• _Instructions for the task_
In the material below, find each line holding the string "podmioty" and copy it.

━━ Records shown

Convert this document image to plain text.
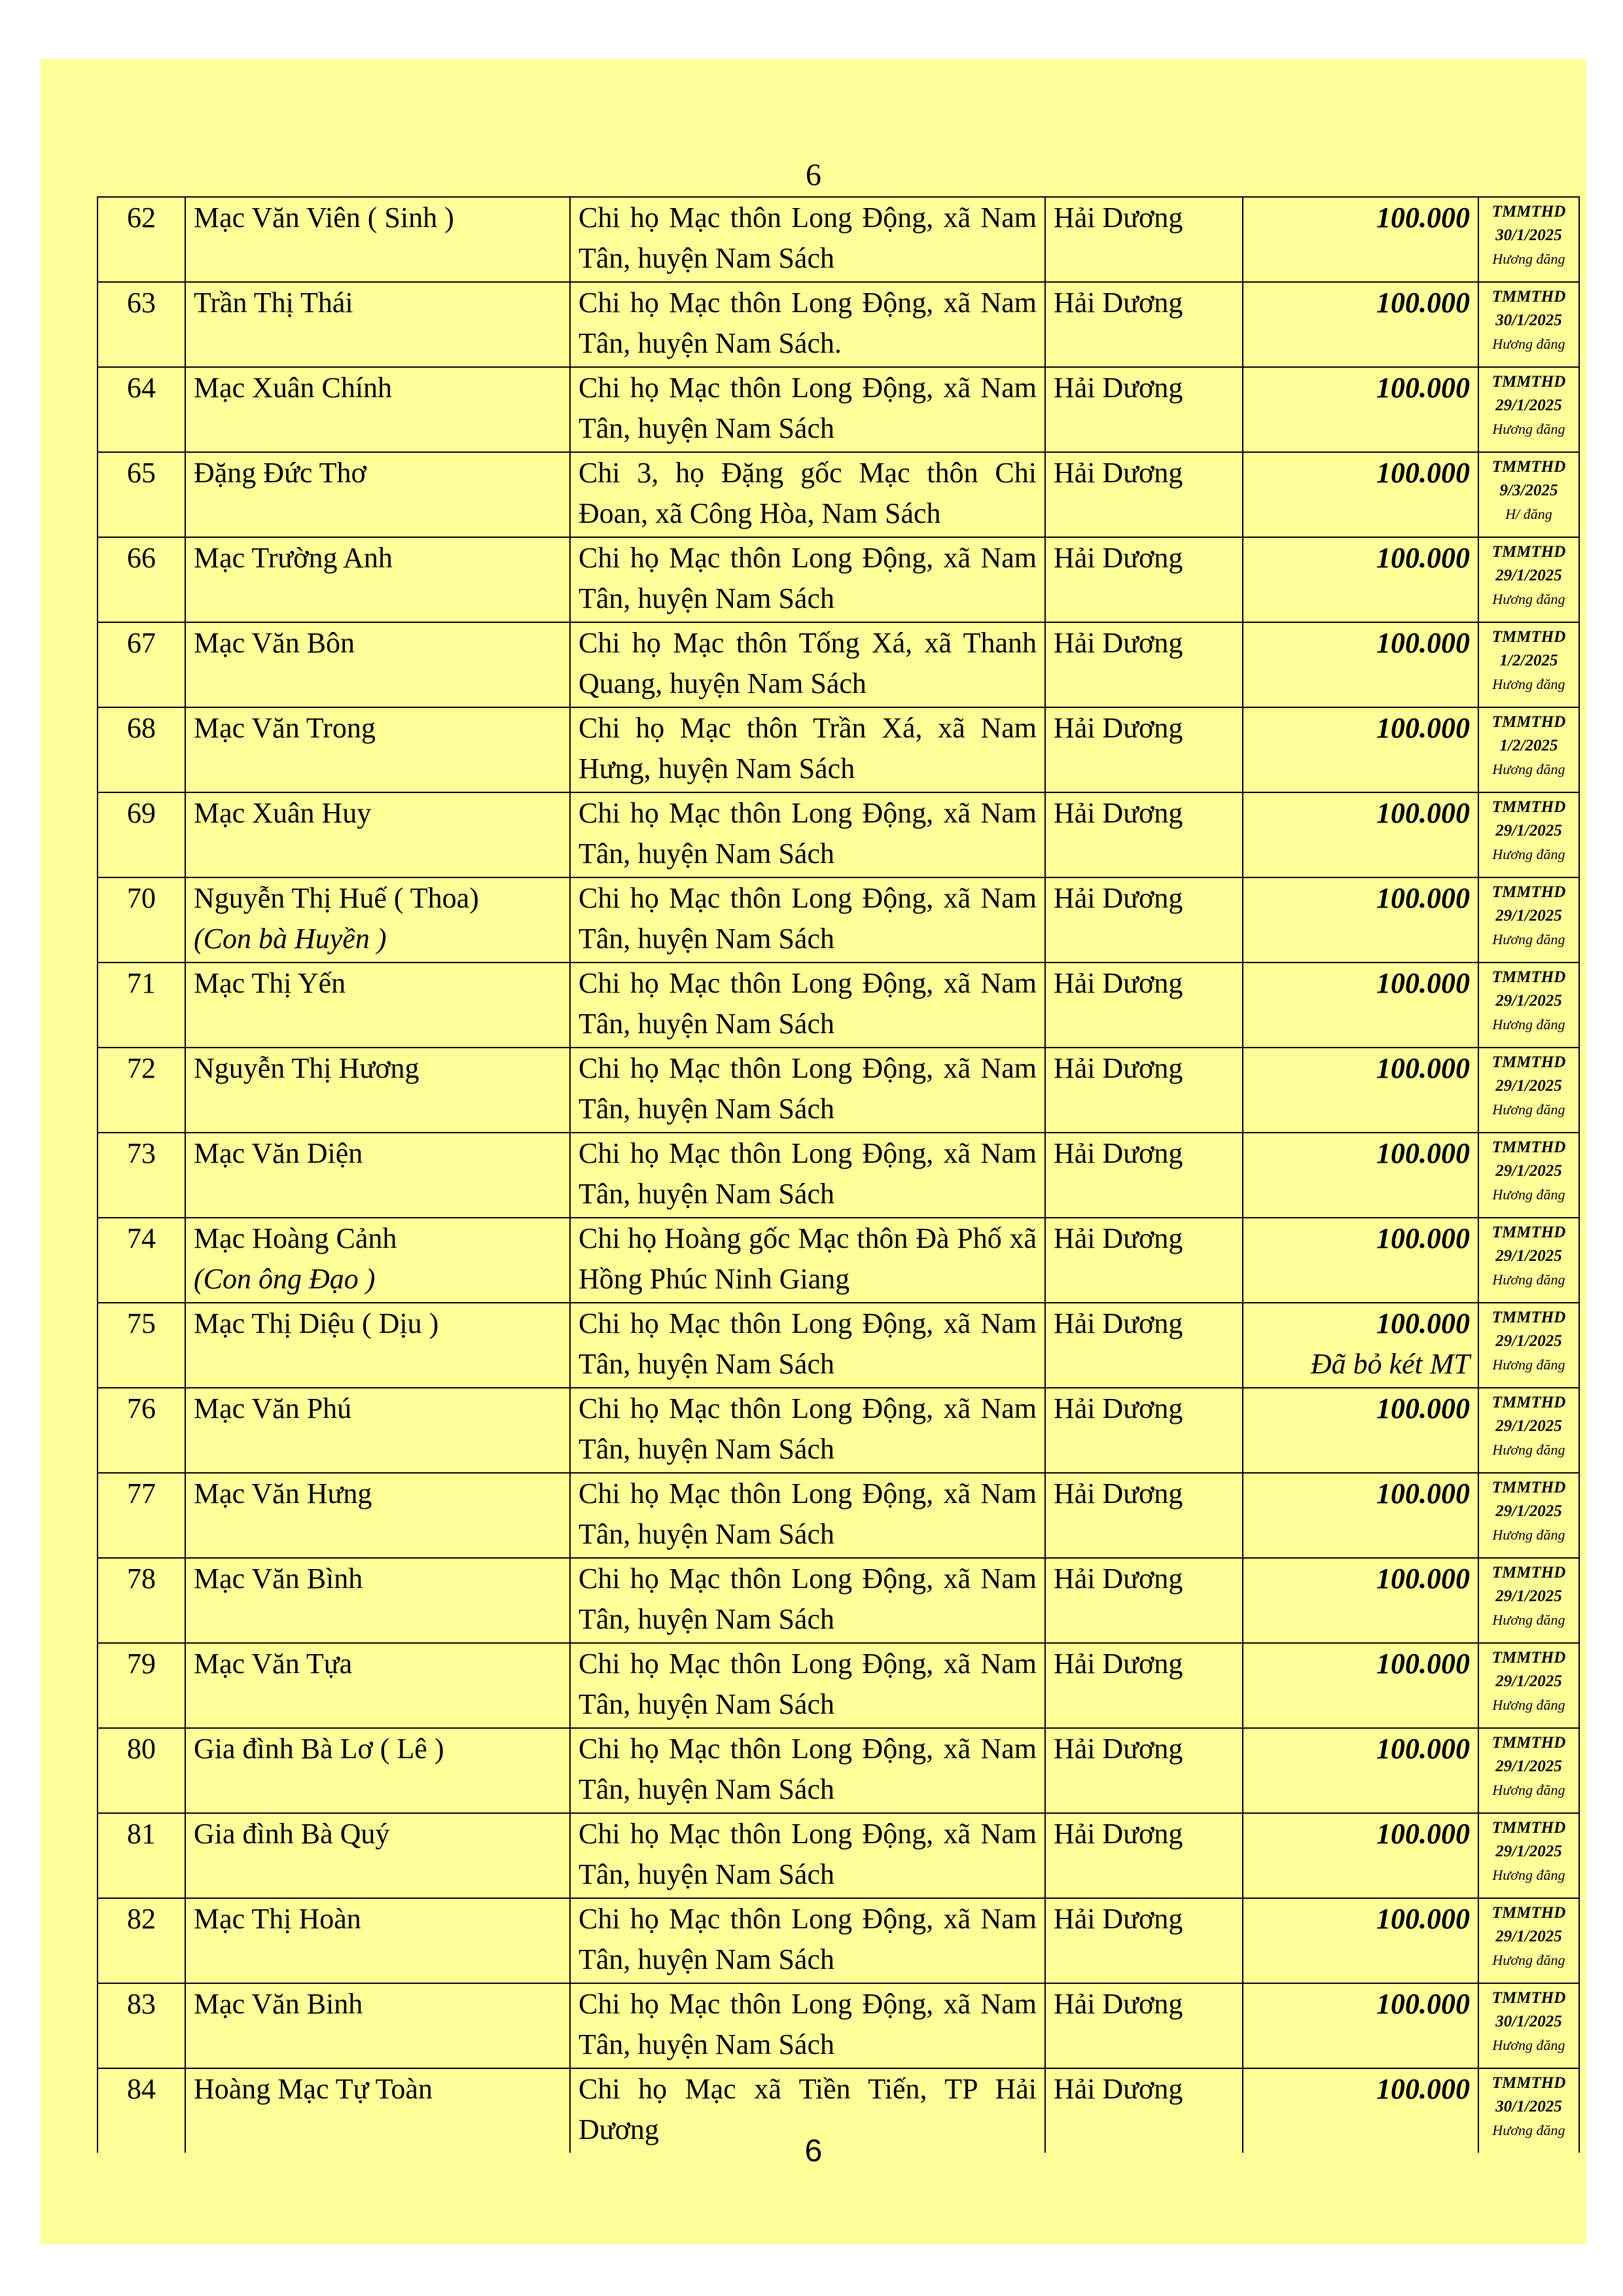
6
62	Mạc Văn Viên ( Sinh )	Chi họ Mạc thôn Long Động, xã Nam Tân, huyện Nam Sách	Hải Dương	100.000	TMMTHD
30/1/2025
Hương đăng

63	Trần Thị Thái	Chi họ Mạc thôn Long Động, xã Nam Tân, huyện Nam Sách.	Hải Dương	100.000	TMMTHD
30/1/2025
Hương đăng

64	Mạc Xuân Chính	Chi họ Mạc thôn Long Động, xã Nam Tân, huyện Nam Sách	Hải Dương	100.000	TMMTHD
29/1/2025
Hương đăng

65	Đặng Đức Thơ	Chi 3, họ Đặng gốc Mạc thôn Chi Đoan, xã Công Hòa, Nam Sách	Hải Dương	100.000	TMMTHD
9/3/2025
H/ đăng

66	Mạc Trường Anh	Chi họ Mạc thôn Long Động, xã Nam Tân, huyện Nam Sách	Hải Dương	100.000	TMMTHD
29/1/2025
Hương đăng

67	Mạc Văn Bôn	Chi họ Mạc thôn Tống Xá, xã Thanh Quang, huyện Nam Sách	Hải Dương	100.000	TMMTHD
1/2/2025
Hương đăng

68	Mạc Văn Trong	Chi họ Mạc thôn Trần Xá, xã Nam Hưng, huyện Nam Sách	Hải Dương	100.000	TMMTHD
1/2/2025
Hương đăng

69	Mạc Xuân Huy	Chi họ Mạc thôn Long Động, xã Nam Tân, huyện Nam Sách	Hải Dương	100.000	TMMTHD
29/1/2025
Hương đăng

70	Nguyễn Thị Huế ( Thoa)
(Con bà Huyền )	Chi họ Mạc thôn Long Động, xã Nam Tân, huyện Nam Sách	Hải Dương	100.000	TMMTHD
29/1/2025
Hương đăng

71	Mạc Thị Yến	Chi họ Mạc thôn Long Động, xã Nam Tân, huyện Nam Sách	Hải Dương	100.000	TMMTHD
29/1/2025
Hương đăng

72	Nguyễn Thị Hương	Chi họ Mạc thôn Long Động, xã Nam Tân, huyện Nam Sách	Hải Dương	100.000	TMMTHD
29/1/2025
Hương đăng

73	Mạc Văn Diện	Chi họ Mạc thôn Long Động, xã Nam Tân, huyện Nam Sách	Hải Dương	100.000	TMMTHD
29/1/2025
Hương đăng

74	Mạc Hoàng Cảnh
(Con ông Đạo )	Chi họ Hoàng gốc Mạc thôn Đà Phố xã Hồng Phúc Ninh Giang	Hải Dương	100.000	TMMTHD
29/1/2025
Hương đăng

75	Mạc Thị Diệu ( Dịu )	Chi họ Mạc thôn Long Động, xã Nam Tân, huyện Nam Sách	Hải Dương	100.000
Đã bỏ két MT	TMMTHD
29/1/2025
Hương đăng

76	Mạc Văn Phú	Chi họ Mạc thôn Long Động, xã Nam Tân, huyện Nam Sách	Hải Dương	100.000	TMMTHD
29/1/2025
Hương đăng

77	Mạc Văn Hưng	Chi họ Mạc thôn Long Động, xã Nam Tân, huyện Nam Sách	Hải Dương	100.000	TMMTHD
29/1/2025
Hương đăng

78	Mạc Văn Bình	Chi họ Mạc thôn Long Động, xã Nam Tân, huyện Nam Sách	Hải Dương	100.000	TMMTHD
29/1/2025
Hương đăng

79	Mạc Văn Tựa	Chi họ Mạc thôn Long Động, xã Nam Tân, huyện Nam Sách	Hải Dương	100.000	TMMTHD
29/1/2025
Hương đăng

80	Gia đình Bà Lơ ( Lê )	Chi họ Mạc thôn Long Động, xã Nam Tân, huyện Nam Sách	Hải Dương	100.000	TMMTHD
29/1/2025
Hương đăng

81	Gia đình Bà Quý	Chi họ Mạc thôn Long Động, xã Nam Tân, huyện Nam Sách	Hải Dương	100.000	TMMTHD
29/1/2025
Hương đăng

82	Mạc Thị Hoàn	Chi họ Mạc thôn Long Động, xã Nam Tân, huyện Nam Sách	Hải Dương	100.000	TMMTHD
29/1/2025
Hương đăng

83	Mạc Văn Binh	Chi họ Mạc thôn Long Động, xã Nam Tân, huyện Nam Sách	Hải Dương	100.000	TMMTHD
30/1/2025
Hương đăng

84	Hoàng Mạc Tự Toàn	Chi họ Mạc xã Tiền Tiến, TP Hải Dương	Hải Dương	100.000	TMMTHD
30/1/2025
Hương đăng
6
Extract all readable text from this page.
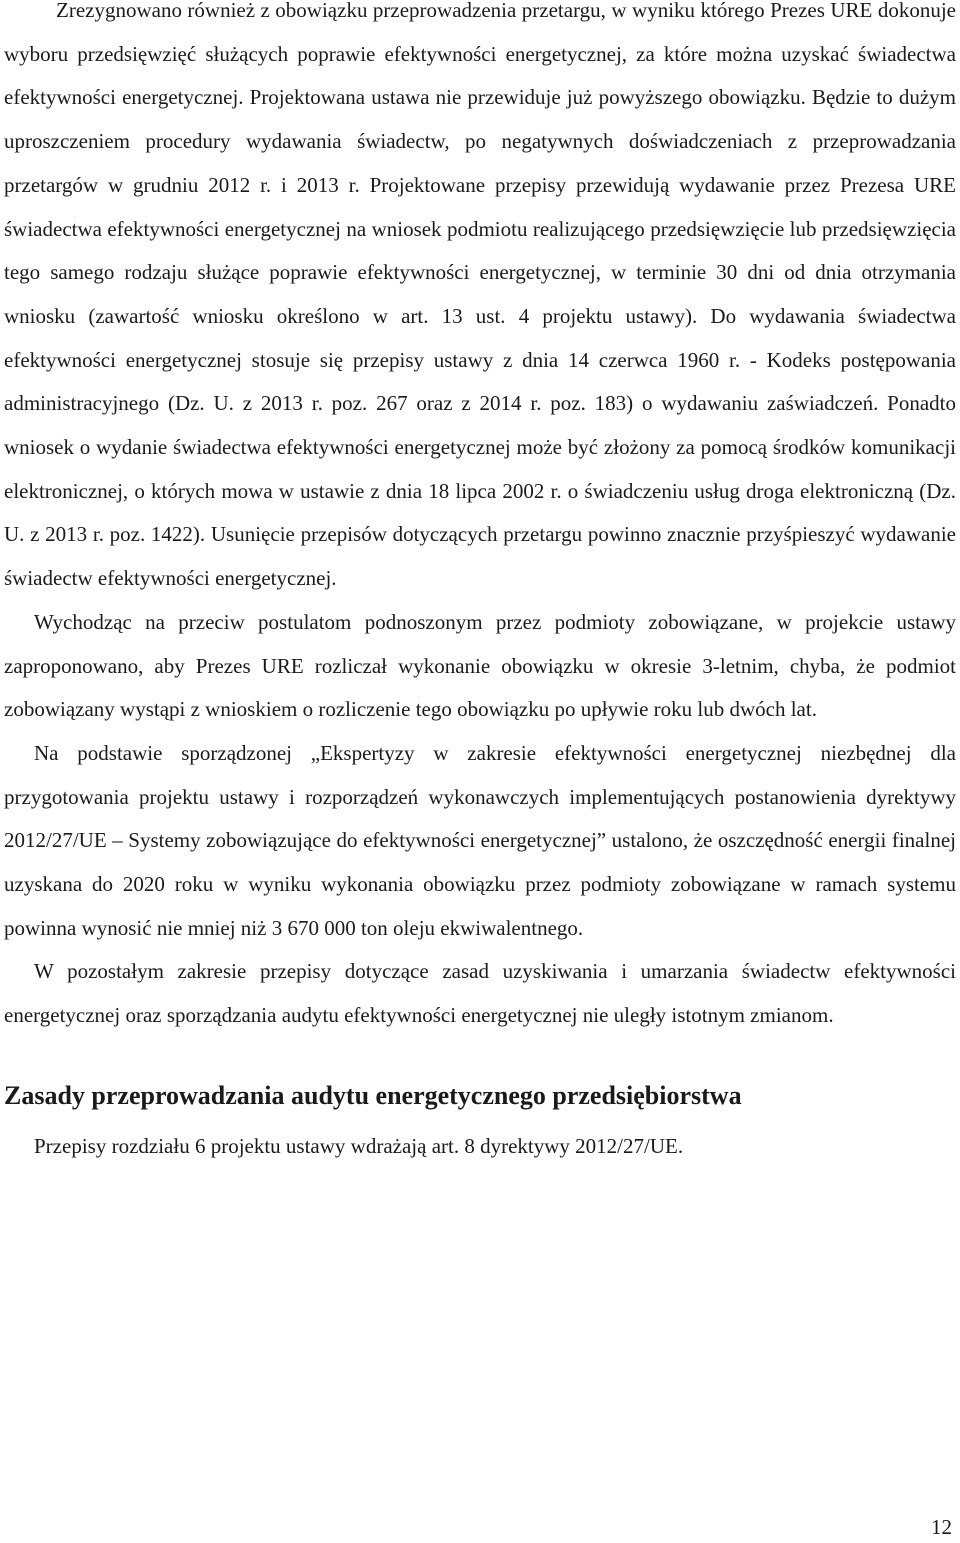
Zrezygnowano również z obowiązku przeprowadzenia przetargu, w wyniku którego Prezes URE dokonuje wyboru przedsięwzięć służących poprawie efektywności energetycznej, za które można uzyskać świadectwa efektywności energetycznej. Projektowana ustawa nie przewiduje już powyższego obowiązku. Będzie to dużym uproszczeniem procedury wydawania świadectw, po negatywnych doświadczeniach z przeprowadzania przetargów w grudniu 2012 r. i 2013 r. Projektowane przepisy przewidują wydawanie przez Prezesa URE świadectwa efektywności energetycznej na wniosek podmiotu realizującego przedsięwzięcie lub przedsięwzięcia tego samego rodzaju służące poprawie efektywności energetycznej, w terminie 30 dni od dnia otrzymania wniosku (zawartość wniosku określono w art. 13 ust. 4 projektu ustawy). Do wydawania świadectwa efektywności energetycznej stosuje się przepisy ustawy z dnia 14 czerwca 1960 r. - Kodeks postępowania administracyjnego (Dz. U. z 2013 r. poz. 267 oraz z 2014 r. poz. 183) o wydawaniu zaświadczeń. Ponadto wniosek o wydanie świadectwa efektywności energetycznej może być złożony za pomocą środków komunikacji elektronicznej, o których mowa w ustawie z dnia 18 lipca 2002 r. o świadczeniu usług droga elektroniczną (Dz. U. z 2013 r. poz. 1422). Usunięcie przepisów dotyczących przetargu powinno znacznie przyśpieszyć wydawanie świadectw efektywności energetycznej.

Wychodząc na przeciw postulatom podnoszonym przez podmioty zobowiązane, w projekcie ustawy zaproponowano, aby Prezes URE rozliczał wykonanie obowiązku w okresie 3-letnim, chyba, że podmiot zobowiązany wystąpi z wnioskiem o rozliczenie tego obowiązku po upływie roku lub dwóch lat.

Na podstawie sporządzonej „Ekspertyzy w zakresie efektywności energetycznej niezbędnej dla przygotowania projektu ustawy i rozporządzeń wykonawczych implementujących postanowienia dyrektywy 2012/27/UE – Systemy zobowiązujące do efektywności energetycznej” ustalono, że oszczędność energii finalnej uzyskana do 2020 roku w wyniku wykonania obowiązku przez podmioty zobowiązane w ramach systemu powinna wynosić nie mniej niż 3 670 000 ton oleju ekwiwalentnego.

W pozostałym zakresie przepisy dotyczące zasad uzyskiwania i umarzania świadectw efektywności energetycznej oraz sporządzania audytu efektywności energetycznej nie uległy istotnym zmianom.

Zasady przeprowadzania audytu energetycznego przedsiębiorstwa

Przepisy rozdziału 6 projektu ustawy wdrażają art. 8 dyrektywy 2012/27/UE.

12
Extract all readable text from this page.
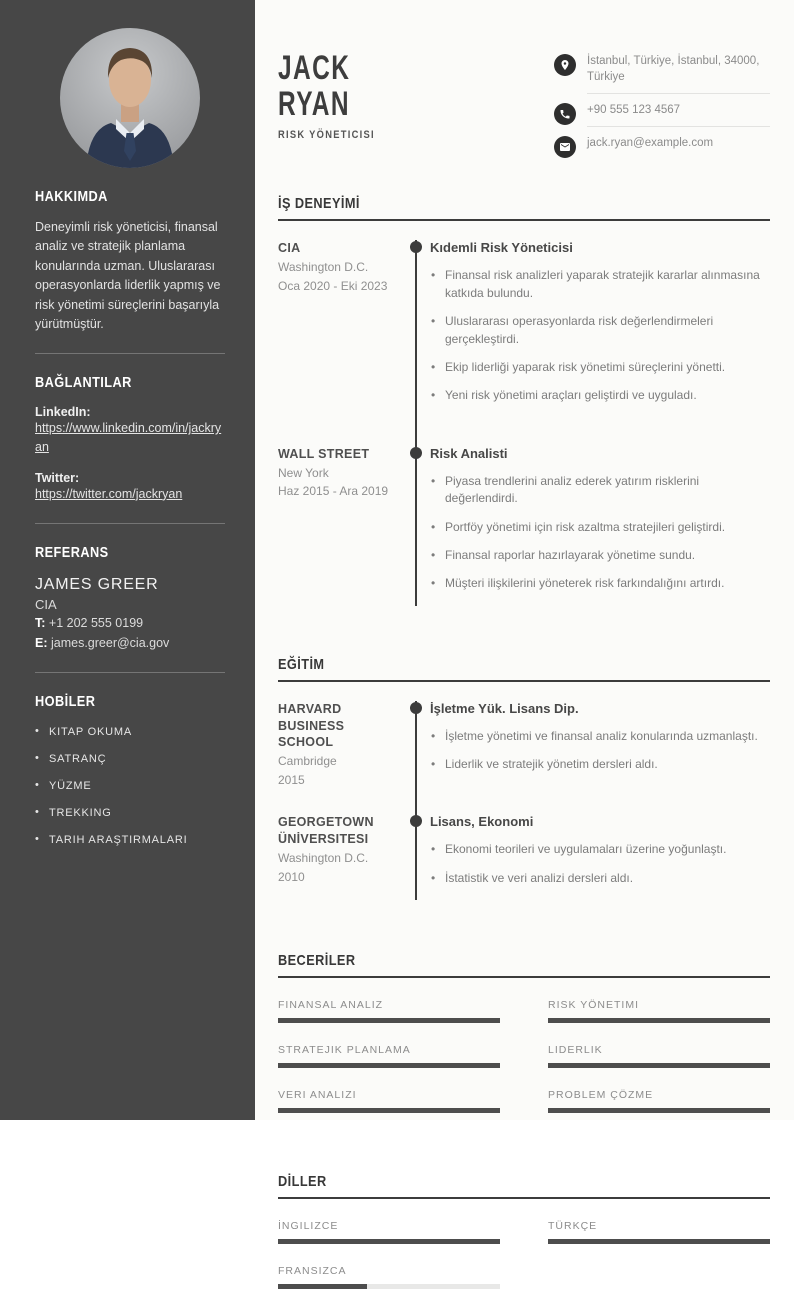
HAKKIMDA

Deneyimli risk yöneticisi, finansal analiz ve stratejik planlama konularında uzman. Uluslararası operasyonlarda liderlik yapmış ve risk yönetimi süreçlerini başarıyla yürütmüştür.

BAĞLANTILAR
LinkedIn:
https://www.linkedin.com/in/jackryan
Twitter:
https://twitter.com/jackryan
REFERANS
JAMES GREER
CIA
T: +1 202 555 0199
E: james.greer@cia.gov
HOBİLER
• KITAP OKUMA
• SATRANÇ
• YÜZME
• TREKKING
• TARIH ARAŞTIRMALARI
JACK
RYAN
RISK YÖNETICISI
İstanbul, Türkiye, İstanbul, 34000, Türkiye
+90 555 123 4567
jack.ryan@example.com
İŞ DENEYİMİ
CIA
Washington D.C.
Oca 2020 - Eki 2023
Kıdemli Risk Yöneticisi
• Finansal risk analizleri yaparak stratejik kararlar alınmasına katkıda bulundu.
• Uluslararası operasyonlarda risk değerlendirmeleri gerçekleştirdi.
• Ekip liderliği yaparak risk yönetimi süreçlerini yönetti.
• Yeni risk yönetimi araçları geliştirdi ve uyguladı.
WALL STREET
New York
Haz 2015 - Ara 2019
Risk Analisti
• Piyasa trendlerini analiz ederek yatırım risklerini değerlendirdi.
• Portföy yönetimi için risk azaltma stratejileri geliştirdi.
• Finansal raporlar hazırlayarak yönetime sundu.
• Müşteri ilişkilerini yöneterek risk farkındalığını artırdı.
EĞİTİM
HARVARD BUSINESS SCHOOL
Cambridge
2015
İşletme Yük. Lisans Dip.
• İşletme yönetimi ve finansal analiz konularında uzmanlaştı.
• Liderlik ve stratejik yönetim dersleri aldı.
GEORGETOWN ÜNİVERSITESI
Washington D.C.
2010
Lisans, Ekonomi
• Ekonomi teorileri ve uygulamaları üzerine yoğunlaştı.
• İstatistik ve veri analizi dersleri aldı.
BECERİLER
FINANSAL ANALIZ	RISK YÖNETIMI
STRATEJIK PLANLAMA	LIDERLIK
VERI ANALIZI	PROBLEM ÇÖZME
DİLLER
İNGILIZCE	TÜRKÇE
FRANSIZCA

━━━━

• _Output_
Wychodząc na przeciw postulatom podnoszonym przez podmioty zobowiązane, w projekcie ustawy zaproponowano, aby Prezes URE rozliczał wykonanie obowiązku w okresie 3-letnim, chyba, że podmiot zobowiązany wystąpi z wnioskiem o rozliczenie tego obowiązku po upływie roku lub dwóch lat.
Na podstawie sporządzonej „Ekspertyzy w zakresie efektywności energetycznej niezbędnej dla przygotowania projektu ustawy i rozporządzeń wykonawczych implementujących postanowienia dyrektywy 2012/27/UE – Systemy zobowiązujące do efektywności energetycznej” ustalono, że oszczędność energii finalnej uzyskana do 2020 roku w wyniku wykonania obowiązku przez podmioty zobowiązane w ramach systemu powinna wynosić nie mniej niż 3 670 000 ton oleju ekwiwalentnego.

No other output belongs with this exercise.